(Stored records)
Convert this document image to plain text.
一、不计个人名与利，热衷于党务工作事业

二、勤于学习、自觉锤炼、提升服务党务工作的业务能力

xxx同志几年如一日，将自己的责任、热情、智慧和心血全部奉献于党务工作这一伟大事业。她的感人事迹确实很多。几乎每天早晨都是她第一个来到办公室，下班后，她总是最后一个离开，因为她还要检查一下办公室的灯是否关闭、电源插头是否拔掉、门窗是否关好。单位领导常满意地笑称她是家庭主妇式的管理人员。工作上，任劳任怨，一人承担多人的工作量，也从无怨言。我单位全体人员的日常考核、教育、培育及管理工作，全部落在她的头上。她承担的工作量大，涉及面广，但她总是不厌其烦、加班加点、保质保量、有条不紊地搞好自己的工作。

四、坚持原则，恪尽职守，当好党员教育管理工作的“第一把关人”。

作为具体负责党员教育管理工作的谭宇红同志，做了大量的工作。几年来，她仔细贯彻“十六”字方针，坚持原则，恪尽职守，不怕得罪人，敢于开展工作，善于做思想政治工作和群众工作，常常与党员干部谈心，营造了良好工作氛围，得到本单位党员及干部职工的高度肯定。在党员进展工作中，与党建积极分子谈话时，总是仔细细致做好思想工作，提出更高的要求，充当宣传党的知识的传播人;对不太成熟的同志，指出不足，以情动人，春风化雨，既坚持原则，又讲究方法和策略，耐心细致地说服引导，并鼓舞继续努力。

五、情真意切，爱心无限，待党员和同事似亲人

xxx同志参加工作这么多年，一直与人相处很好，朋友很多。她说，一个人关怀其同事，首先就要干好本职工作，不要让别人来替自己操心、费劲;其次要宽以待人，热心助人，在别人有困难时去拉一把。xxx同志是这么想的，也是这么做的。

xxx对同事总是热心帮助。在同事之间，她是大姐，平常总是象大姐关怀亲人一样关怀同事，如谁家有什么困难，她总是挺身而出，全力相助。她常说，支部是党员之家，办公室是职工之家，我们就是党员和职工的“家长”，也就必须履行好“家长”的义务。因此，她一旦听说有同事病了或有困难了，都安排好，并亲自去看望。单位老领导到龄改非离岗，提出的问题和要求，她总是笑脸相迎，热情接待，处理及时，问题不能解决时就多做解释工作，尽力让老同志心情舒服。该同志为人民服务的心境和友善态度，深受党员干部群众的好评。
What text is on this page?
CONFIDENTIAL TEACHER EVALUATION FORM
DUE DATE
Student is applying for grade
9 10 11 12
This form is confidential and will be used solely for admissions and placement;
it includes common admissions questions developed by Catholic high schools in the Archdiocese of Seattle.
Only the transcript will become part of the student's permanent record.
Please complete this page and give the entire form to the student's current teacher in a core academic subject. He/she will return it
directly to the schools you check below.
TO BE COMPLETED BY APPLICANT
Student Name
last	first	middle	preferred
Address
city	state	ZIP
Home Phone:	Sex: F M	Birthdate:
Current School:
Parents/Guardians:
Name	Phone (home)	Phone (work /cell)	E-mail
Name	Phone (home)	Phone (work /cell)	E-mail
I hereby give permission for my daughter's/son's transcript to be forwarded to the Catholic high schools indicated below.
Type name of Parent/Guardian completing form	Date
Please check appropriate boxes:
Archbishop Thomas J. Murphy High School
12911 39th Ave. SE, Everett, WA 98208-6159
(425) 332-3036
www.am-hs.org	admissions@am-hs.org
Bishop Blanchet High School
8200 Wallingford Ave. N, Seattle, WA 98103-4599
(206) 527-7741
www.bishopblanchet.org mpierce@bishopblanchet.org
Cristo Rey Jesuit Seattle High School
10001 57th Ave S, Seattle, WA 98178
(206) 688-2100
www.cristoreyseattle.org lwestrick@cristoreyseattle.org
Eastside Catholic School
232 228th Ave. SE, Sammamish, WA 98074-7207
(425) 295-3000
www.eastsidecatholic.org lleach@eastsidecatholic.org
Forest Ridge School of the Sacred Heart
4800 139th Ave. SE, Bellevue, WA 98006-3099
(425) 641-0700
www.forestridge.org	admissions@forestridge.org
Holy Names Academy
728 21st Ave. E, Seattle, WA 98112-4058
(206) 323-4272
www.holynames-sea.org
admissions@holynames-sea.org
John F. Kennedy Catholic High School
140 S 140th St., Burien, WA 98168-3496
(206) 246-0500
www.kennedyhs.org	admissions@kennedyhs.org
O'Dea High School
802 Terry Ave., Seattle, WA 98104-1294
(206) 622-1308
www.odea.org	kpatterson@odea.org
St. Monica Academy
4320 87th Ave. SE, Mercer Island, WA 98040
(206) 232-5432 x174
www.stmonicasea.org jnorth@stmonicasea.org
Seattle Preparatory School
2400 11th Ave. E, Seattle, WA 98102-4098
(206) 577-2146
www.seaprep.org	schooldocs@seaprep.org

» **PROBLEM**: Which lines in the records above contain the string "text"? Copy each one.

» **COMPLETED TASK**:
Convert this document image to plain text.
What text is on this page?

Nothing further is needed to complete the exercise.